>> BEGIN

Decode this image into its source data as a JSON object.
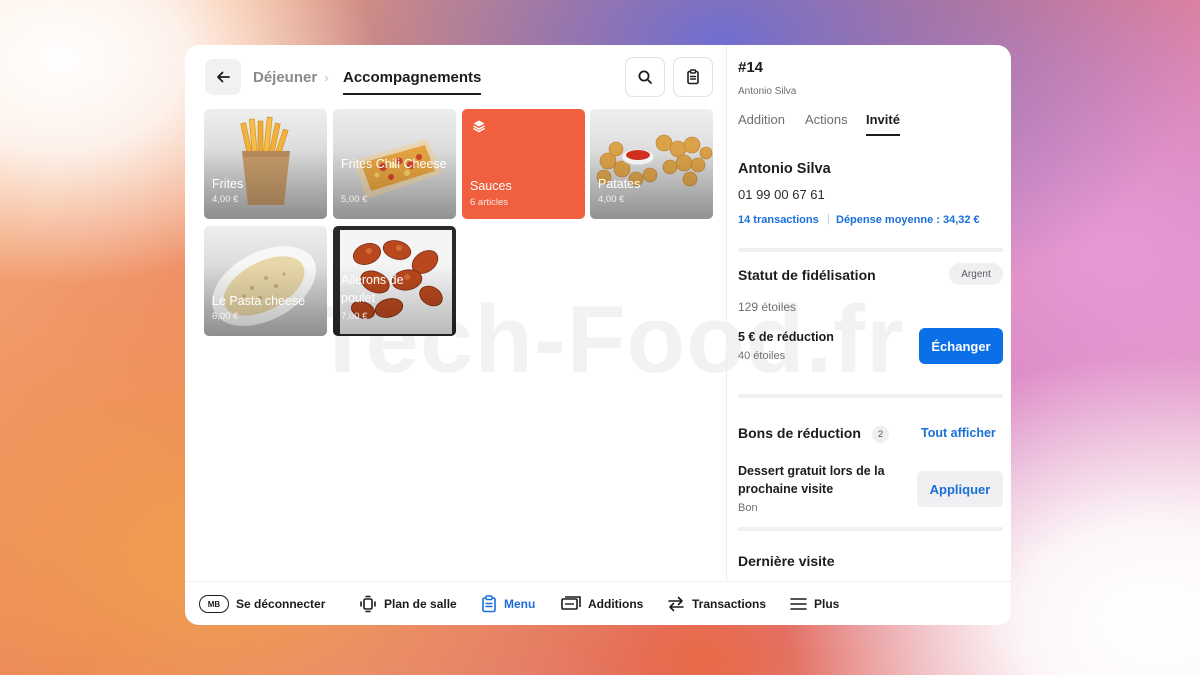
{
  "breadcrumb": {
    "parent": "Déjeuner",
    "separator": "›",
    "current": "Accompagnements"
  },
  "toolbar": {
    "search_icon": "search-icon",
    "clipboard_icon": "clipboard-icon"
  },
  "tiles": [
    {
      "name": "Frites",
      "price": "4,00 €",
      "image": "fries"
    },
    {
      "name": "Frites Chili Cheese",
      "price": "5,00 €",
      "image": "chili-cheese-fries"
    },
    {
      "name": "Sauces",
      "price": "6 articles",
      "image": "category",
      "color": "#f0603e"
    },
    {
      "name": "Patates",
      "price": "4,00 €",
      "image": "tater-tots"
    },
    {
      "name": "Le Pasta cheese",
      "price": "6,00 €",
      "image": "pasta-cheese"
    },
    {
      "name": "Ailerons de poulet",
      "price": "7,00 €",
      "image": "chicken-wings"
    }
  ],
  "watermark": "Tech-Food.fr",
  "order": {
    "number": "#14",
    "customer": "Antonio Silva",
    "tabs": [
      "Addition",
      "Actions",
      "Invité"
    ],
    "active_tab": "Invité"
  },
  "guest": {
    "name": "Antonio Silva",
    "phone": "01 99 00 67 61",
    "transactions": "14 transactions",
    "average_spend": "Dépense moyenne : 34,32 €"
  },
  "loyalty": {
    "title": "Statut de fidélisation",
    "tier": "Argent",
    "stars": "129 étoiles",
    "reward_title": "5 € de réduction",
    "reward_cost": "40 étoiles",
    "redeem_label": "Échanger"
  },
  "vouchers": {
    "title": "Bons de réduction",
    "count": "2",
    "show_all": "Tout afficher",
    "item_line1": "Dessert gratuit lors de la",
    "item_line2": "prochaine visite",
    "item_type": "Bon",
    "apply_label": "Appliquer"
  },
  "last_visit": {
    "title": "Dernière visite"
  },
  "nav": {
    "avatar": "MB",
    "logout": "Se déconnecter",
    "floor": "Plan de salle",
    "menu": "Menu",
    "bills": "Additions",
    "transactions": "Transactions",
    "more": "Plus",
    "active": "Menu"
  },
  "colors": {
    "accent": "#0b6fe8",
    "link": "#1a6fd8",
    "category_tile": "#f0603e"
  }
}
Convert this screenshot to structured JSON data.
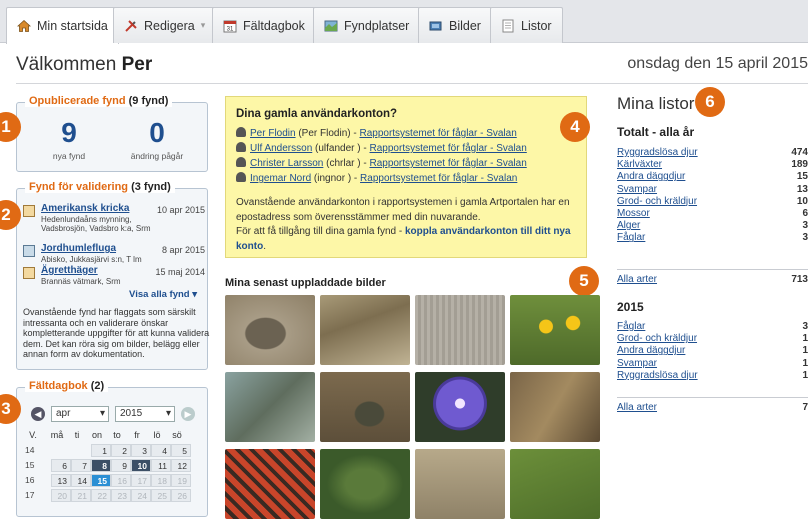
{
  "tabs": [
    {
      "label": "Min startsida",
      "icon": "home-icon",
      "active": true
    },
    {
      "label": "Redigera",
      "icon": "edit-tools-icon",
      "dropdown": true
    },
    {
      "label": "Fältdagbok",
      "icon": "calendar-icon"
    },
    {
      "label": "Fyndplatser",
      "icon": "map-icon"
    },
    {
      "label": "Bilder",
      "icon": "images-icon"
    },
    {
      "label": "Listor",
      "icon": "list-icon"
    }
  ],
  "header": {
    "welcome_prefix": "Välkommen",
    "user": "Per",
    "date": "onsdag den 15 april 2015"
  },
  "badges": [
    "1",
    "2",
    "3",
    "4",
    "5",
    "6"
  ],
  "unpublished": {
    "title": "Opublicerade fynd",
    "count": "(9 fynd)",
    "new_value": "9",
    "new_label": "nya fynd",
    "pending_value": "0",
    "pending_label": "ändring pågår"
  },
  "validation": {
    "title": "Fynd för validering",
    "count": "(3 fynd)",
    "items": [
      {
        "name": "Amerikansk kricka",
        "date": "10 apr 2015",
        "place": "Hedenlundaåns mynning, Vadsbrosjön, Vadsbro k:a, Srm"
      },
      {
        "name": "Jordhumlefluga",
        "date": "8 apr 2015",
        "place": "Abisko, Jukkasjärvi s:n, T lm"
      },
      {
        "name": "Ägretthäger",
        "date": "15 maj 2014",
        "place": "Brannäs vätmark, Srm"
      }
    ],
    "show_all": "Visa alla fynd ▾",
    "note": "Ovanstående fynd har flaggats som särskilt intressanta och en validerare önskar kompletterande uppgifter för att kunna validera dem. Det kan röra sig om bilder, belägg eller annan form av dokumentation."
  },
  "diary": {
    "title": "Fältdagbok",
    "count": "(2)",
    "month": "apr",
    "year": "2015",
    "weekday_headers": [
      "V.",
      "må",
      "ti",
      "on",
      "to",
      "fr",
      "lö",
      "sö"
    ],
    "weeks": [
      {
        "wk": "14",
        "days": [
          "",
          "",
          "1",
          "2",
          "3",
          "4",
          "5"
        ]
      },
      {
        "wk": "15",
        "days": [
          "6",
          "7",
          "8",
          "9",
          "10",
          "11",
          "12"
        ]
      },
      {
        "wk": "16",
        "days": [
          "13",
          "14",
          "15",
          "16",
          "17",
          "18",
          "19"
        ]
      },
      {
        "wk": "17",
        "days": [
          "20",
          "21",
          "22",
          "23",
          "24",
          "25",
          "26"
        ]
      }
    ]
  },
  "old_accounts": {
    "title": "Dina gamla användarkonton?",
    "accounts": [
      {
        "name": "Per Flodin",
        "alias": " (Per Flodin) - ",
        "system": "Rapportsystemet för fåglar - Svalan"
      },
      {
        "name": "Ulf Andersson",
        "alias": " (ulfander ) - ",
        "system": "Rapportsystemet för fåglar - Svalan"
      },
      {
        "name": "Christer Larsson",
        "alias": " (chrlar ) - ",
        "system": "Rapportsystemet för fåglar - Svalan"
      },
      {
        "name": "Ingemar Nord",
        "alias": " (ingnor ) - ",
        "system": "Rapportsystemet för fåglar - Svalan"
      }
    ],
    "text1": "Ovanstående användarkonton i rapportsystemen i gamla Artportalen har en epostadress som överensstämmer med din nuvarande.",
    "text2": "För att få tillgång till dina gamla fynd - ",
    "link": "koppla användarkonton till ditt nya konto",
    "text3": "."
  },
  "images": {
    "title": "Mina senast uppladdade bilder"
  },
  "lists": {
    "title": "Mina listor",
    "total_title": "Totalt - alla år",
    "total": [
      {
        "name": "Ryggradslösa djur",
        "value": "474"
      },
      {
        "name": "Kärlväxter",
        "value": "189"
      },
      {
        "name": "Andra däggdjur",
        "value": "15"
      },
      {
        "name": "Svampar",
        "value": "13"
      },
      {
        "name": "Grod- och kräldjur",
        "value": "10"
      },
      {
        "name": "Mossor",
        "value": "6"
      },
      {
        "name": "Alger",
        "value": "3"
      },
      {
        "name": "Fåglar",
        "value": "3"
      }
    ],
    "total_all": {
      "name": "Alla arter",
      "value": "713"
    },
    "year_title": "2015",
    "year": [
      {
        "name": "Fåglar",
        "value": "3"
      },
      {
        "name": "Grod- och kräldjur",
        "value": "1"
      },
      {
        "name": "Andra däggdjur",
        "value": "1"
      },
      {
        "name": "Svampar",
        "value": "1"
      },
      {
        "name": "Ryggradslösa djur",
        "value": "1"
      }
    ],
    "year_all": {
      "name": "Alla arter",
      "value": "7"
    }
  }
}
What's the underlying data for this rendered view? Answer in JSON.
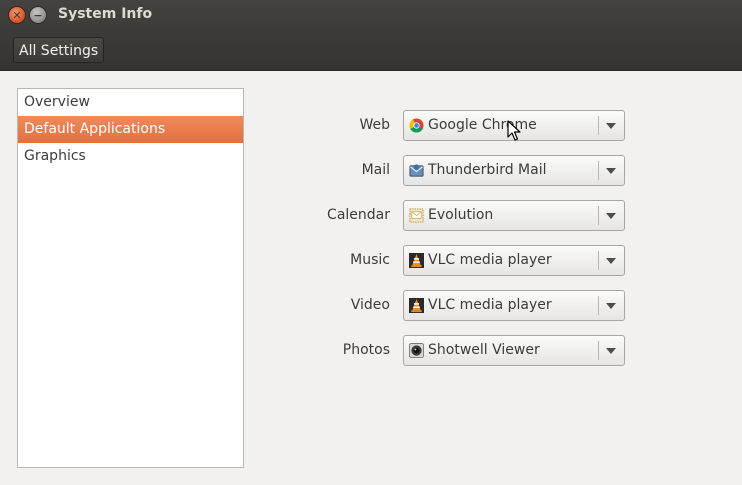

>> END

Can the entries above be repeated exactly, without their pictures?

▶ _Reply_:
Decode this image into its source data as a JSON object.
{
  "breadcrumb": {
    "parent": "Déjeuner",
    "separator": "›",
    "current": "Accompagnements"
  },
  "toolbar": {
    "search_icon": "search-icon",
    "clipboard_icon": "clipboard-icon"
  },
  "tiles": [
    {
      "name": "Frites",
      "price": "4,00 €",
      "image": "fries"
    },
    {
      "name": "Frites Chili Cheese",
      "price": "5,00 €",
      "image": "chili-cheese-fries"
    },
    {
      "name": "Sauces",
      "price": "6 articles",
      "image": "category",
      "color": "#f0603e"
    },
    {
      "name": "Patates",
      "price": "4,00 €",
      "image": "tater-tots"
    },
    {
      "name": "Le Pasta cheese",
      "price": "6,00 €",
      "image": "pasta-cheese"
    },
    {
      "name": "Ailerons de poulet",
      "price": "7,00 €",
      "image": "chicken-wings"
    }
  ],
  "watermark": "Tech-Food.fr",
  "order": {
    "number": "#14",
    "customer": "Antonio Silva",
    "tabs": [
      "Addition",
      "Actions",
      "Invité"
    ],
    "active_tab": "Invité"
  },
  "guest": {
    "name": "Antonio Silva",
    "phone": "01 99 00 67 61",
    "transactions": "14 transactions",
    "average_spend": "Dépense moyenne : 34,32 €"
  },
  "loyalty": {
    "title": "Statut de fidélisation",
    "tier": "Argent",
    "stars": "129 étoiles",
    "reward_title": "5 € de réduction",
    "reward_cost": "40 étoiles",
    "redeem_label": "Échanger"
  },
  "vouchers": {
    "title": "Bons de réduction",
    "count": "2",
    "show_all": "Tout afficher",
    "item_line1": "Dessert gratuit lors de la",
    "item_line2": "prochaine visite",
    "item_type": "Bon",
    "apply_label": "Appliquer"
  },
  "last_visit": {
    "title": "Dernière visite"
  },
  "nav": {
    "avatar": "MB",
    "logout": "Se déconnecter",
    "floor": "Plan de salle",
    "menu": "Menu",
    "bills": "Additions",
    "transactions": "Transactions",
    "more": "Plus",
    "active": "Menu"
  },
  "colors": {
    "accent": "#0b6fe8",
    "link": "#1a6fd8",
    "category_tile": "#f0603e"
  }
}
Convert this screenshot to structured JSON data.
{
  "tabs": [
    {
      "label": "Min startsida",
      "icon": "home-icon",
      "active": true
    },
    {
      "label": "Redigera",
      "icon": "edit-tools-icon",
      "dropdown": true
    },
    {
      "label": "Fältdagbok",
      "icon": "calendar-icon"
    },
    {
      "label": "Fyndplatser",
      "icon": "map-icon"
    },
    {
      "label": "Bilder",
      "icon": "images-icon"
    },
    {
      "label": "Listor",
      "icon": "list-icon"
    }
  ],
  "header": {
    "welcome_prefix": "Välkommen",
    "user": "Per",
    "date": "onsdag den 15 april 2015"
  },
  "badges": [
    "1",
    "2",
    "3",
    "4",
    "5",
    "6"
  ],
  "unpublished": {
    "title": "Opublicerade fynd",
    "count": "(9 fynd)",
    "new_value": "9",
    "new_label": "nya fynd",
    "pending_value": "0",
    "pending_label": "ändring pågår"
  },
  "validation": {
    "title": "Fynd för validering",
    "count": "(3 fynd)",
    "items": [
      {
        "name": "Amerikansk kricka",
        "date": "10 apr 2015",
        "place": "Hedenlundaåns mynning, Vadsbrosjön, Vadsbro k:a, Srm"
      },
      {
        "name": "Jordhumlefluga",
        "date": "8 apr 2015",
        "place": "Abisko, Jukkasjärvi s:n, T lm"
      },
      {
        "name": "Ägretthäger",
        "date": "15 maj 2014",
        "place": "Brannäs vätmark, Srm"
      }
    ],
    "show_all": "Visa alla fynd ▾",
    "note": "Ovanstående fynd har flaggats som särskilt intressanta och en validerare önskar kompletterande uppgifter för att kunna validera dem. Det kan röra sig om bilder, belägg eller annan form av dokumentation."
  },
  "diary": {
    "title": "Fältdagbok",
    "count": "(2)",
    "month": "apr",
    "year": "2015",
    "weekday_headers": [
      "V.",
      "må",
      "ti",
      "on",
      "to",
      "fr",
      "lö",
      "sö"
    ],
    "weeks": [
      {
        "wk": "14",
        "days": [
          "",
          "",
          "1",
          "2",
          "3",
          "4",
          "5"
        ]
      },
      {
        "wk": "15",
        "days": [
          "6",
          "7",
          "8",
          "9",
          "10",
          "11",
          "12"
        ]
      },
      {
        "wk": "16",
        "days": [
          "13",
          "14",
          "15",
          "16",
          "17",
          "18",
          "19"
        ]
      },
      {
        "wk": "17",
        "days": [
          "20",
          "21",
          "22",
          "23",
          "24",
          "25",
          "26"
        ]
      }
    ]
  },
  "old_accounts": {
    "title": "Dina gamla användarkonton?",
    "accounts": [
      {
        "name": "Per Flodin",
        "alias": " (Per Flodin) - ",
        "system": "Rapportsystemet för fåglar - Svalan"
      },
      {
        "name": "Ulf Andersson",
        "alias": " (ulfander ) - ",
        "system": "Rapportsystemet för fåglar - Svalan"
      },
      {
        "name": "Christer Larsson",
        "alias": " (chrlar ) - ",
        "system": "Rapportsystemet för fåglar - Svalan"
      },
      {
        "name": "Ingemar Nord",
        "alias": " (ingnor ) - ",
        "system": "Rapportsystemet för fåglar - Svalan"
      }
    ],
    "text1": "Ovanstående användarkonton i rapportsystemen i gamla Artportalen har en epostadress som överensstämmer med din nuvarande.",
    "text2": "För att få tillgång till dina gamla fynd - ",
    "link": "koppla användarkonton till ditt nya konto",
    "text3": "."
  },
  "images": {
    "title": "Mina senast uppladdade bilder"
  },
  "lists": {
    "title": "Mina listor",
    "total_title": "Totalt - alla år",
    "total": [
      {
        "name": "Ryggradslösa djur",
        "value": "474"
      },
      {
        "name": "Kärlväxter",
        "value": "189"
      },
      {
        "name": "Andra däggdjur",
        "value": "15"
      },
      {
        "name": "Svampar",
        "value": "13"
      },
      {
        "name": "Grod- och kräldjur",
        "value": "10"
      },
      {
        "name": "Mossor",
        "value": "6"
      },
      {
        "name": "Alger",
        "value": "3"
      },
      {
        "name": "Fåglar",
        "value": "3"
      }
    ],
    "total_all": {
      "name": "Alla arter",
      "value": "713"
    },
    "year_title": "2015",
    "year": [
      {
        "name": "Fåglar",
        "value": "3"
      },
      {
        "name": "Grod- och kräldjur",
        "value": "1"
      },
      {
        "name": "Andra däggdjur",
        "value": "1"
      },
      {
        "name": "Svampar",
        "value": "1"
      },
      {
        "name": "Ryggradslösa djur",
        "value": "1"
      }
    ],
    "year_all": {
      "name": "Alla arter",
      "value": "7"
    }
  }
}
What's the underlying data for this rendered view? Answer in JSON.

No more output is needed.